◆ **What you will do**
Print all entries precisely as they are written.

◆ **Entries supplied**
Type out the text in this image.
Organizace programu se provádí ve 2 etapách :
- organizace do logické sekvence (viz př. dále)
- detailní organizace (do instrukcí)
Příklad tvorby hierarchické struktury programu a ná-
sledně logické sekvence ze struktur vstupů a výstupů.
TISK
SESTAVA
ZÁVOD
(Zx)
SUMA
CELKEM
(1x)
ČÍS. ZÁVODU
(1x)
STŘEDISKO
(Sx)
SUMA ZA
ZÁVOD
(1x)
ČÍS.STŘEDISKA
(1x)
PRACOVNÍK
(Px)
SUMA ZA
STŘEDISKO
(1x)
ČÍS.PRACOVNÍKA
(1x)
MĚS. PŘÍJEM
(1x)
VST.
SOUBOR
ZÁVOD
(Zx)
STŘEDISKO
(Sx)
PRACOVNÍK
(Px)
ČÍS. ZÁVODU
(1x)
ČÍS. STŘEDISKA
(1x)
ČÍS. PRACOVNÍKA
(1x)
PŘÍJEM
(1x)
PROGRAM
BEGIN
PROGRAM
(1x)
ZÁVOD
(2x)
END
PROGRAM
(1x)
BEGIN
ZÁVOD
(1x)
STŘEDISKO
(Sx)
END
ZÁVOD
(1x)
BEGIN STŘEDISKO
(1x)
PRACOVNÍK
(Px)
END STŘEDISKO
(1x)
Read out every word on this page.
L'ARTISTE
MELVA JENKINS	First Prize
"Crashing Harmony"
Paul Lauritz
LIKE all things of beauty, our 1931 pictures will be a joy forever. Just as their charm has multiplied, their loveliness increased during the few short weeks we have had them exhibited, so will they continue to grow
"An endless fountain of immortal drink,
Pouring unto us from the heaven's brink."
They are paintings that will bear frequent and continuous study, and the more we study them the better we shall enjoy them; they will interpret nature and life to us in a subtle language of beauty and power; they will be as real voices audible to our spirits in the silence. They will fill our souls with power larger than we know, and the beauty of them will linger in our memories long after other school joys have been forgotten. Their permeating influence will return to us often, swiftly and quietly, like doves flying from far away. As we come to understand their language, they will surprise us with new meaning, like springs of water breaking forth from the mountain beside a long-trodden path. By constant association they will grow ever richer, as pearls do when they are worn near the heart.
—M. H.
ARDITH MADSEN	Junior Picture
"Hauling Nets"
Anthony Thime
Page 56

◆ **Exercise output**
Type out the text in this image.
Organizace programu se provádí ve 2 etapách :
- organizace do logické sekvence (viz př. dále)
- detailní organizace (do instrukcí)
Příklad tvorby hierarchické struktury programu a ná-
sledně logické sekvence ze struktur vstupů a výstupů.
TISK
SESTAVA
ZÁVOD
(Zx)
SUMA
CELKEM
(1x)
ČÍS. ZÁVODU
(1x)
STŘEDISKO
(Sx)
SUMA ZA
ZÁVOD
(1x)
ČÍS.STŘEDISKA
(1x)
PRACOVNÍK
(Px)
SUMA ZA
STŘEDISKO
(1x)
ČÍS.PRACOVNÍKA
(1x)
MĚS. PŘÍJEM
(1x)
VST.
SOUBOR
ZÁVOD
(Zx)
STŘEDISKO
(Sx)
PRACOVNÍK
(Px)
ČÍS. ZÁVODU
(1x)
ČÍS. STŘEDISKA
(1x)
ČÍS. PRACOVNÍKA
(1x)
PŘÍJEM
(1x)
PROGRAM
BEGIN
PROGRAM
(1x)
ZÁVOD
(2x)
END
PROGRAM
(1x)
BEGIN
ZÁVOD
(1x)
STŘEDISKO
(Sx)
END
ZÁVOD
(1x)
BEGIN STŘEDISKO
(1x)
PRACOVNÍK
(Px)
END STŘEDISKO
(1x)
Read out every word on this page.
L'ARTISTE
MELVA JENKINS	First Prize
"Crashing Harmony"
Paul Lauritz
LIKE all things of beauty, our 1931 pictures will be a joy forever. Just as their charm has multiplied, their loveliness increased during the few short weeks we have had them exhibited, so will they continue to grow
"An endless fountain of immortal drink,
Pouring unto us from the heaven's brink."
They are paintings that will bear frequent and continuous study, and the more we study them the better we shall enjoy them; they will interpret nature and life to us in a subtle language of beauty and power; they will be as real voices audible to our spirits in the silence. They will fill our souls with power larger than we know, and the beauty of them will linger in our memories long after other school joys have been forgotten. Their permeating influence will return to us often, swiftly and quietly, like doves flying from far away. As we come to understand their language, they will surprise us with new meaning, like springs of water breaking forth from the mountain beside a long-trodden path. By constant association they will grow ever richer, as pearls do when they are worn near the heart.
—M. H.
ARDITH MADSEN	Junior Picture
"Hauling Nets"
Anthony Thime
Page 56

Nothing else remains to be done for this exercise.